> [What is asked] Review the lines that follow and copy each one that contains the word "Market".

Saved data entries:
— Start —

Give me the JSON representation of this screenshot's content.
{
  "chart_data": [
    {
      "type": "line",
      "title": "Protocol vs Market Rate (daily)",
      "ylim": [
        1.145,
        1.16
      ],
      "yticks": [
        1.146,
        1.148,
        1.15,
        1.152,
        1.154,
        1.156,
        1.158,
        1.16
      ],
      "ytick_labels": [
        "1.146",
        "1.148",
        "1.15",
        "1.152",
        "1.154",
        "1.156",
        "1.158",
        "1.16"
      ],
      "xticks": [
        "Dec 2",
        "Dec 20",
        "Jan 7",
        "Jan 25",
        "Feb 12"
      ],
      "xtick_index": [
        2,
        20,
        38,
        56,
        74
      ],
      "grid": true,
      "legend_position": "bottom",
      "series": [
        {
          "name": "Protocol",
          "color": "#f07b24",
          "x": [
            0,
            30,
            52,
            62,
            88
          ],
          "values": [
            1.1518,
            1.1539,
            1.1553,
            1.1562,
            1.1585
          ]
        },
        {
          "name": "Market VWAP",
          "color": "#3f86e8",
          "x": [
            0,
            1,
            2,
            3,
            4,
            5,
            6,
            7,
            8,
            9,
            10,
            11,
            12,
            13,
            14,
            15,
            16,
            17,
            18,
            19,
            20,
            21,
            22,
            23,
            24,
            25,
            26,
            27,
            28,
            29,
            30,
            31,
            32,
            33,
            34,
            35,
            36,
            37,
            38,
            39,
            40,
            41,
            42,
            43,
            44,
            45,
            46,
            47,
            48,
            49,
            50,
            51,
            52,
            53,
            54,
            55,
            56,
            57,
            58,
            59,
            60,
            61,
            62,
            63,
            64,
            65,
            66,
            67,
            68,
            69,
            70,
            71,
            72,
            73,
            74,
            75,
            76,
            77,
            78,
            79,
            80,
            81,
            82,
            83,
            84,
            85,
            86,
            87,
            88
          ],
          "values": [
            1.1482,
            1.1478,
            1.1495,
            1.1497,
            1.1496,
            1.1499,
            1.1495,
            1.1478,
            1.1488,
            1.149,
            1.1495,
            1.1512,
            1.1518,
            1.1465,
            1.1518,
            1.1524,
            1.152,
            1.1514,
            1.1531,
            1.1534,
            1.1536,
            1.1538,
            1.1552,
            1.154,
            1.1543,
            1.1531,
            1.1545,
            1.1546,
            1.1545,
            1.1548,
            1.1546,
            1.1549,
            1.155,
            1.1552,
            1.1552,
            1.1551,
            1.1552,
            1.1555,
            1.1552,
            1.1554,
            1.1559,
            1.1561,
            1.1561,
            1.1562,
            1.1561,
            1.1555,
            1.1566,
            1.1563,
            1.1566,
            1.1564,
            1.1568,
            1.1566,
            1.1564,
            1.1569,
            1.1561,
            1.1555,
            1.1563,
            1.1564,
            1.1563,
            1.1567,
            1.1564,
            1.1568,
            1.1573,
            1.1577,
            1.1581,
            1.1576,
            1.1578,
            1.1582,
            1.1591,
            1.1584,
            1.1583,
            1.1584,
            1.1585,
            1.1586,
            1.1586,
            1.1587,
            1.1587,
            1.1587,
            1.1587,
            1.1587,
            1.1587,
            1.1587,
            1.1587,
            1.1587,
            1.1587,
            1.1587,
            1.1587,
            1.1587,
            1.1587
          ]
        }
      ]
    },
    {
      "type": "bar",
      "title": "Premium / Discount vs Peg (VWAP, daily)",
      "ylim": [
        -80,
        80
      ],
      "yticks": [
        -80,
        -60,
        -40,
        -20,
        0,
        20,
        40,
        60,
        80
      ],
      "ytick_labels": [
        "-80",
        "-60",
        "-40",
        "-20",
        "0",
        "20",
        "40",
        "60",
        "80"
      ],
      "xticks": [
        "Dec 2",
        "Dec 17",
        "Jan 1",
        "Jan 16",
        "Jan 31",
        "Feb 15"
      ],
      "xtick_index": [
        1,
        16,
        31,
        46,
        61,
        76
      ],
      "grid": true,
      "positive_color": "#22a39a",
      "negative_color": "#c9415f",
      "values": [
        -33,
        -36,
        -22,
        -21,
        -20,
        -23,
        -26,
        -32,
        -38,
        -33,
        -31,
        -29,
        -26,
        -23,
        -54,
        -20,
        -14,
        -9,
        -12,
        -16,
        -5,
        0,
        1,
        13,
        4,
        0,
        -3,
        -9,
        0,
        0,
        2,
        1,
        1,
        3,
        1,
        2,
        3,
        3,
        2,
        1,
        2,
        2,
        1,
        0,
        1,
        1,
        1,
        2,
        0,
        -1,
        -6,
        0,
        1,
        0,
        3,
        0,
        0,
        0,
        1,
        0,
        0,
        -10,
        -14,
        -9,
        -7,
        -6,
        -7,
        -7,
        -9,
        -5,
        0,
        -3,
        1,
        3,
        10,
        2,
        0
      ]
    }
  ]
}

— End —
— Start —

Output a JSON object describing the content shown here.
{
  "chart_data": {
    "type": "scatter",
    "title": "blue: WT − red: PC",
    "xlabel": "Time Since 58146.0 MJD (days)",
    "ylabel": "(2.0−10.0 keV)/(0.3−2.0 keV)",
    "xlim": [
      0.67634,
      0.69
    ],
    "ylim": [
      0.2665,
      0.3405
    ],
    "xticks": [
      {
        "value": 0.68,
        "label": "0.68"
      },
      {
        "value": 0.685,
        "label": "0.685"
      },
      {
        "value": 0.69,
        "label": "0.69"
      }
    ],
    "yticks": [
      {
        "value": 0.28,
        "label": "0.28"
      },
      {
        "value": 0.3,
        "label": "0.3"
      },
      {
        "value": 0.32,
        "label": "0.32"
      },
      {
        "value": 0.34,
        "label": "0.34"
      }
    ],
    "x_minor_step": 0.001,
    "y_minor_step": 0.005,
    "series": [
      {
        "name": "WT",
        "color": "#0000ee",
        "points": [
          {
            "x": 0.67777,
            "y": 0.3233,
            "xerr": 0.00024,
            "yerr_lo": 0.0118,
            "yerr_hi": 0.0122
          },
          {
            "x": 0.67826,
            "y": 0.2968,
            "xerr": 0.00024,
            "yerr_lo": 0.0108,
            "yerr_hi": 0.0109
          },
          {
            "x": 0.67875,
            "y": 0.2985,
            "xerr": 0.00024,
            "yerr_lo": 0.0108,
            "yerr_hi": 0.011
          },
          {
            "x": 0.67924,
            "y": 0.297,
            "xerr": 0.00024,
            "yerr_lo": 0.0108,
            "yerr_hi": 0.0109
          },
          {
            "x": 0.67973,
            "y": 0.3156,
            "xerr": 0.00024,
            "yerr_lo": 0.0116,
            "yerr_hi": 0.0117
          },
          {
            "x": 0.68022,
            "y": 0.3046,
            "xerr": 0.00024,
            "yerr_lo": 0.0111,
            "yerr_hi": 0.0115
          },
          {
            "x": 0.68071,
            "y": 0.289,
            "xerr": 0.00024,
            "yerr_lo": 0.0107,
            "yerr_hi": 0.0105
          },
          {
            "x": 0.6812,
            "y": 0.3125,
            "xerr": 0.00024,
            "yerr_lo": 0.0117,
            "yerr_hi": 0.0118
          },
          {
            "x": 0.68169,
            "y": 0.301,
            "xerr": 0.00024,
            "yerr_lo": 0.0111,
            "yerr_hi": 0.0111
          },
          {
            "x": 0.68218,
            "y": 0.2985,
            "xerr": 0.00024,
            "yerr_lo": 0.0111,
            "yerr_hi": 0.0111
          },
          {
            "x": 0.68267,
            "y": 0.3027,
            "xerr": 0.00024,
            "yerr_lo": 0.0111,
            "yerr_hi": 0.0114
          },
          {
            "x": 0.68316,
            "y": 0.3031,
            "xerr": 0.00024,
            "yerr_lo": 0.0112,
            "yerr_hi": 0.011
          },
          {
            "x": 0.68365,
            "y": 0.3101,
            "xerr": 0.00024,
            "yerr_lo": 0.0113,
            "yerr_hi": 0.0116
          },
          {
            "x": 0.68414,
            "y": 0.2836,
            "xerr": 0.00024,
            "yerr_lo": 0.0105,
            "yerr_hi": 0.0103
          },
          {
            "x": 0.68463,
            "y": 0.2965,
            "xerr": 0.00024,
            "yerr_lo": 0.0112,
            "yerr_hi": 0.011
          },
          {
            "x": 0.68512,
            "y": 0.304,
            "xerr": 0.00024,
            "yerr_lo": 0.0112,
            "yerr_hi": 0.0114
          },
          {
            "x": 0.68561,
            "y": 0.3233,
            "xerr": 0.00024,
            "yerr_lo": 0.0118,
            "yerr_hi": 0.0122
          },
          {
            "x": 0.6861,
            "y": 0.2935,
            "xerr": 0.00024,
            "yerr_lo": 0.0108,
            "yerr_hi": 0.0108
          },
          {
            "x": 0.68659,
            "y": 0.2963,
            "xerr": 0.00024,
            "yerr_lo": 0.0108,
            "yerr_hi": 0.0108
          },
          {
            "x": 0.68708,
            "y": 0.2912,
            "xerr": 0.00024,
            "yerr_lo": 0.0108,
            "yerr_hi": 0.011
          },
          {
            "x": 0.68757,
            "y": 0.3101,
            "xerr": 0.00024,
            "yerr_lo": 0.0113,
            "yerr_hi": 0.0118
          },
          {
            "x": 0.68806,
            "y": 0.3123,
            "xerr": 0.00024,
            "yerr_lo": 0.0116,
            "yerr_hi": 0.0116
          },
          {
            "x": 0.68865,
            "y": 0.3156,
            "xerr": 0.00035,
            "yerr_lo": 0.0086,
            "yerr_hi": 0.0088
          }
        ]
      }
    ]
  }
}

— End —

> [The reply]
      "title": "Protocol vs Market Rate (daily)",
          "name": "Market VWAP",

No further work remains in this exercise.